■ Problem to work on ■
Search the records for "When". Copy every line where it appears.

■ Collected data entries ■

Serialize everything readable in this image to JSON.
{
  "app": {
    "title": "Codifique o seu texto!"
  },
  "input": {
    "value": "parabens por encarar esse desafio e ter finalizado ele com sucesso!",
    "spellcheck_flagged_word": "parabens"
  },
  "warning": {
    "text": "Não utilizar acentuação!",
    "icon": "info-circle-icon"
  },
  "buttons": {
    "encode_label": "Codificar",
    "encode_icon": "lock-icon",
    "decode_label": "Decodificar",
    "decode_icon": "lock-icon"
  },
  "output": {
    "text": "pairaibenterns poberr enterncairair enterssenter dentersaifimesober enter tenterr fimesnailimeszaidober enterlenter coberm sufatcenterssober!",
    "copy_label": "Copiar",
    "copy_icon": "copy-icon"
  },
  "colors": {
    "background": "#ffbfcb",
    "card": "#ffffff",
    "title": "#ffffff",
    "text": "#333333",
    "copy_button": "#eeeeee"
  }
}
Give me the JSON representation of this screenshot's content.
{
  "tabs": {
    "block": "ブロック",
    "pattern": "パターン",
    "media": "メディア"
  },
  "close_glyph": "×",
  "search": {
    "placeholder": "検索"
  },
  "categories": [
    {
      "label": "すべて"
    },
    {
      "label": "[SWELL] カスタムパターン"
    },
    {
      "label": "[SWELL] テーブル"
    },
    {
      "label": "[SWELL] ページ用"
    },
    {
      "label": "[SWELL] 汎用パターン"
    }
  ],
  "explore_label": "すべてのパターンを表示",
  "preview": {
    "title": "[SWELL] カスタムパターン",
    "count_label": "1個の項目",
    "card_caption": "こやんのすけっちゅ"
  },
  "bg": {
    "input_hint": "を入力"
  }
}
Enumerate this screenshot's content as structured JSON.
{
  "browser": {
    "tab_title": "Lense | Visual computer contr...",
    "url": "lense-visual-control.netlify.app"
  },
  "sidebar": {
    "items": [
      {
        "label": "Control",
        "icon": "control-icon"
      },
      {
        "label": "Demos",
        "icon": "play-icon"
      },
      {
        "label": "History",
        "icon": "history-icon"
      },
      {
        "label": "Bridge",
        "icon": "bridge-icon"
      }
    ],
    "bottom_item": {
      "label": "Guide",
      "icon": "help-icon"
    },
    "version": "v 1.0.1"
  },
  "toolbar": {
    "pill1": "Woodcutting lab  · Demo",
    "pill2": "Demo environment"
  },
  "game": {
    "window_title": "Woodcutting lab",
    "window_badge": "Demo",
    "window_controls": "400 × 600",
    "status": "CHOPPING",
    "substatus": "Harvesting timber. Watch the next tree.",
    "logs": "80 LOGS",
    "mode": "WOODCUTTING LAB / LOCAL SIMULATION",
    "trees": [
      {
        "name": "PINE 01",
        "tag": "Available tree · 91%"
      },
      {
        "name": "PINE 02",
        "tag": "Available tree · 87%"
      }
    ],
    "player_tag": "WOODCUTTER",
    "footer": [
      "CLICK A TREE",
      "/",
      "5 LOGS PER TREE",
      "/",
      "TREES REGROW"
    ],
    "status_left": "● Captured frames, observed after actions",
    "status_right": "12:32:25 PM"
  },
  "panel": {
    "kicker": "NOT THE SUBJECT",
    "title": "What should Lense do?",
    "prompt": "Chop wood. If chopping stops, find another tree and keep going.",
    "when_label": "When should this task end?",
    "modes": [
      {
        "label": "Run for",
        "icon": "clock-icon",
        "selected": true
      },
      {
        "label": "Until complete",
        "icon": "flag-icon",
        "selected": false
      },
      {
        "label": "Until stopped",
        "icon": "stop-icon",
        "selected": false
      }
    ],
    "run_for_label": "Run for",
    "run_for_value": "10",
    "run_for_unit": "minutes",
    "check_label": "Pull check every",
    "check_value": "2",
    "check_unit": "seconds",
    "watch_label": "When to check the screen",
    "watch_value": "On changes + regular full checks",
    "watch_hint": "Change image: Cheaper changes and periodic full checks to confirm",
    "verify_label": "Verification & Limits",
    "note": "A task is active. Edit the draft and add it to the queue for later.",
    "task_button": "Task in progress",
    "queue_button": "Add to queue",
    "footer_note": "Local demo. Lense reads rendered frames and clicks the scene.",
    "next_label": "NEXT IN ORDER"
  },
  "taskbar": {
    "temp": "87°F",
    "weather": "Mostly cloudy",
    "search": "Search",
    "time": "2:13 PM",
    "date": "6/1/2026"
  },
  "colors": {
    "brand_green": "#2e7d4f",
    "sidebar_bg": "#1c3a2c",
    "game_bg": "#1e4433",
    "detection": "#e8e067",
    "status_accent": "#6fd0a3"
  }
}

■ Task response ■
    "when_label": "When should this task end?",
    "watch_label": "When to check the screen",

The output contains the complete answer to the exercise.